[Excerpts from a layout annotation set]
======

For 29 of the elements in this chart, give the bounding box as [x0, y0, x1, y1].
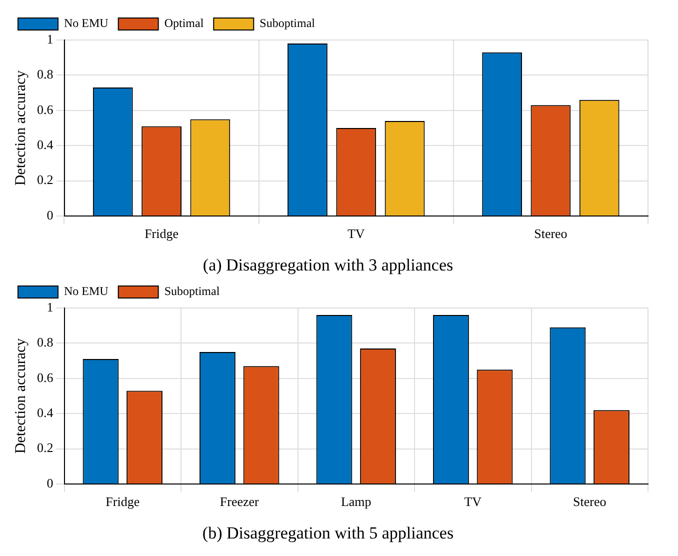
- y-tick-label: 1: [46, 299, 54, 314]
- y-tick-label: 1: [46, 31, 54, 46]
- x-tick-label: Stereo: [534, 226, 568, 242]
- x-tick-label: Freezer: [220, 494, 260, 510]
- legend-label: No EMU: [64, 16, 109, 30]
- legend-label: Suboptimal: [260, 16, 316, 30]
- y-tick-label: 0.2: [37, 172, 54, 188]
- y-tick-label: 0: [46, 207, 54, 222]
- y-tick-label: 0.4: [37, 137, 54, 152]
- text: (a) Disaggregation with 3 appliances: [202, 255, 454, 274]
- x-tick-label: TV: [464, 494, 482, 510]
- y-axis-title: Detection accuracy: [12, 70, 29, 186]
- x-tick-label: Fridge: [144, 226, 179, 242]
- y-tick-label: 0: [46, 475, 54, 490]
- legend-label: Optimal: [164, 16, 204, 30]
- x-tick-label: Stereo: [573, 494, 606, 510]
- y-tick-label: 0.2: [37, 440, 54, 456]
- y-tick-label: 0.4: [37, 405, 54, 420]
- y-tick-label: 0.8: [37, 66, 54, 82]
- legend-label: Suboptimal: [164, 284, 220, 298]
- y-axis-title: Detection accuracy: [12, 338, 29, 454]
- x-tick-label: TV: [347, 226, 366, 242]
- y-tick-label: 0.6: [37, 102, 54, 117]
- y-tick-label: 0.8: [37, 334, 54, 350]
- legend-label: No EMU: [64, 284, 109, 298]
- x-tick-label: Lamp: [340, 494, 372, 510]
- y-tick-label: 0.6: [37, 370, 54, 385]
- text: (b) Disaggregation with 5 appliances: [202, 523, 454, 542]
- x-tick-label: Fridge: [106, 494, 140, 510]
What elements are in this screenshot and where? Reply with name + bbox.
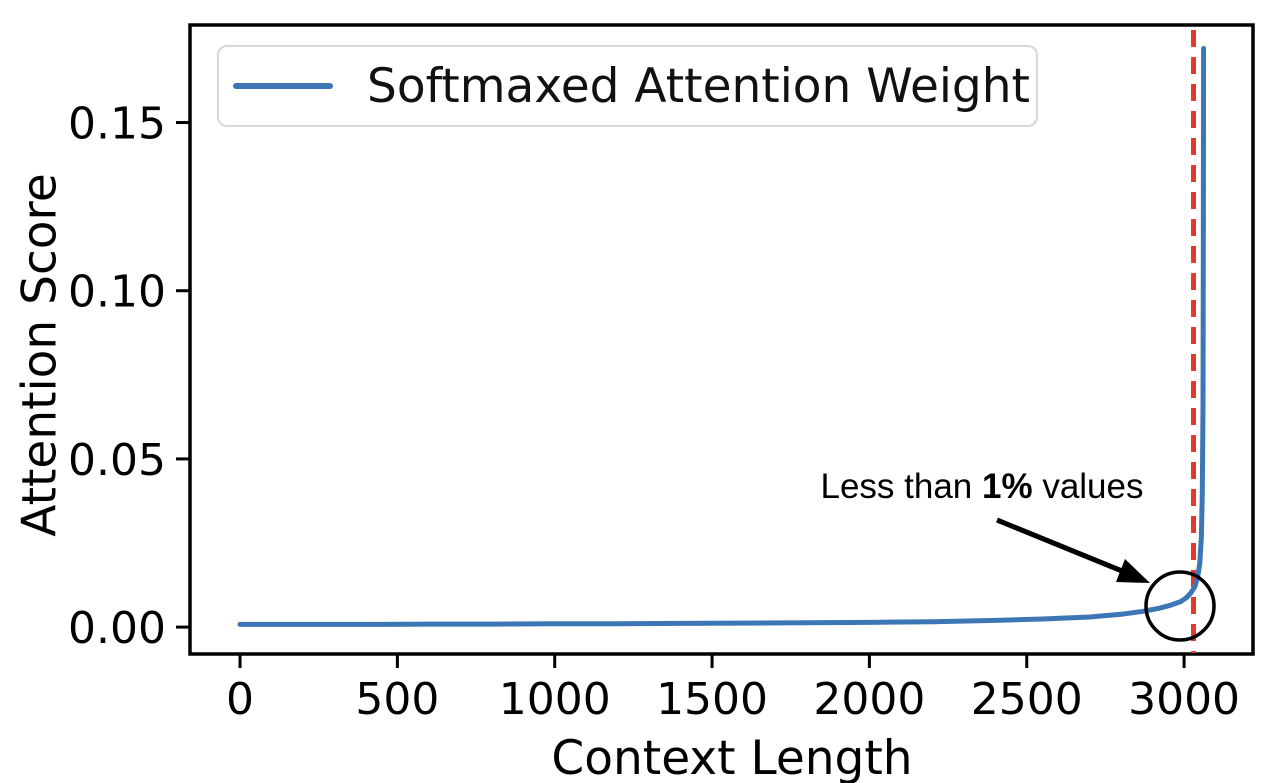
legend-label: Softmaxed Attention Weight — [367, 58, 1030, 114]
x-tick-label: 2500 — [971, 674, 1083, 725]
x-tick-label: 2000 — [813, 674, 925, 725]
x-tick-label: 1000 — [499, 674, 611, 725]
annotation-text-bold: 1% — [982, 467, 1033, 506]
x-axis-label: Context Length — [551, 731, 913, 783]
annotation-arrow-shaft — [996, 517, 1123, 574]
y-tick-label: 0.10 — [68, 267, 166, 318]
legend: Softmaxed Attention Weight — [217, 45, 1038, 127]
x-tick-label: 500 — [355, 674, 439, 725]
y-tick-label: 0.15 — [68, 99, 166, 150]
series-line — [237, 46, 1207, 627]
y-axis-label: Attention Score — [12, 173, 68, 537]
x-tick-label: 1500 — [656, 674, 768, 725]
legend-line-sample — [233, 83, 333, 89]
annotation-text-prefix: Less than — [820, 467, 982, 506]
y-tick-label: 0.05 — [68, 435, 166, 486]
annotation-text-suffix: values — [1032, 467, 1144, 506]
plot-border — [188, 23, 1255, 656]
x-tick-label: 3000 — [1128, 674, 1240, 725]
x-tick-label: 0 — [226, 674, 254, 725]
highlight-circle — [1144, 570, 1216, 642]
y-tick-label: 0.00 — [68, 603, 166, 654]
annotation-text: Less than 1% values — [821, 467, 1144, 507]
annotation-arrow-head — [1116, 559, 1150, 583]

======

:: WORK INSTRUCTIONS ::
Could you copy out every line of the entries above word for word, omitting the picture lines?

:: REPLY TO THE EXERCISE ::
For 29 of the elements in this chart, give the bounding box as [x0, y0, x1, y1].
- y-tick-label: 1: [46, 299, 54, 314]
- y-tick-label: 1: [46, 31, 54, 46]
- x-tick-label: Stereo: [534, 226, 568, 242]
- x-tick-label: Freezer: [220, 494, 260, 510]
- legend-label: No EMU: [64, 16, 109, 30]
- legend-label: Suboptimal: [260, 16, 316, 30]
- y-tick-label: 0.2: [37, 172, 54, 188]
- y-tick-label: 0: [46, 207, 54, 222]
- y-tick-label: 0.4: [37, 137, 54, 152]
- text: (a) Disaggregation with 3 appliances: [202, 255, 454, 274]
- x-tick-label: TV: [464, 494, 482, 510]
- y-axis-title: Detection accuracy: [12, 70, 29, 186]
- x-tick-label: Fridge: [144, 226, 179, 242]
- y-tick-label: 0: [46, 475, 54, 490]
- legend-label: Optimal: [164, 16, 204, 30]
- x-tick-label: Stereo: [573, 494, 606, 510]
- y-tick-label: 0.2: [37, 440, 54, 456]
- y-tick-label: 0.4: [37, 405, 54, 420]
- y-tick-label: 0.8: [37, 66, 54, 82]
- legend-label: Suboptimal: [164, 284, 220, 298]
- y-axis-title: Detection accuracy: [12, 338, 29, 454]
- x-tick-label: TV: [347, 226, 366, 242]
- y-tick-label: 0.6: [37, 102, 54, 117]
- y-tick-label: 0.8: [37, 334, 54, 350]
- legend-label: No EMU: [64, 284, 109, 298]
- x-tick-label: Lamp: [340, 494, 372, 510]
- y-tick-label: 0.6: [37, 370, 54, 385]
- text: (b) Disaggregation with 5 appliances: [202, 523, 454, 542]
- x-tick-label: Fridge: [106, 494, 140, 510]
What elements are in this screenshot and where? Reply with name + bbox.
legend-label: Softmaxed Attention Weight — [367, 58, 1030, 114]
x-tick-label: 2500 — [971, 674, 1083, 725]
x-tick-label: 2000 — [813, 674, 925, 725]
x-tick-label: 1000 — [499, 674, 611, 725]
annotation-text-bold: 1% — [982, 467, 1033, 506]
x-axis-label: Context Length — [551, 731, 913, 783]
annotation-arrow-shaft — [996, 517, 1123, 574]
y-tick-label: 0.10 — [68, 267, 166, 318]
legend: Softmaxed Attention Weight — [217, 45, 1038, 127]
x-tick-label: 500 — [355, 674, 439, 725]
y-tick-label: 0.15 — [68, 99, 166, 150]
series-line — [237, 46, 1207, 627]
y-axis-label: Attention Score — [12, 173, 68, 537]
x-tick-label: 1500 — [656, 674, 768, 725]
legend-line-sample — [233, 83, 333, 89]
annotation-text-prefix: Less than — [820, 467, 982, 506]
y-tick-label: 0.05 — [68, 435, 166, 486]
annotation-text-suffix: values — [1032, 467, 1144, 506]
plot-border — [188, 23, 1255, 656]
x-tick-label: 3000 — [1128, 674, 1240, 725]
x-tick-label: 0 — [226, 674, 254, 725]
highlight-circle — [1144, 570, 1216, 642]
y-tick-label: 0.00 — [68, 603, 166, 654]
annotation-text: Less than 1% values — [821, 467, 1144, 507]
annotation-arrow-head — [1116, 559, 1150, 583]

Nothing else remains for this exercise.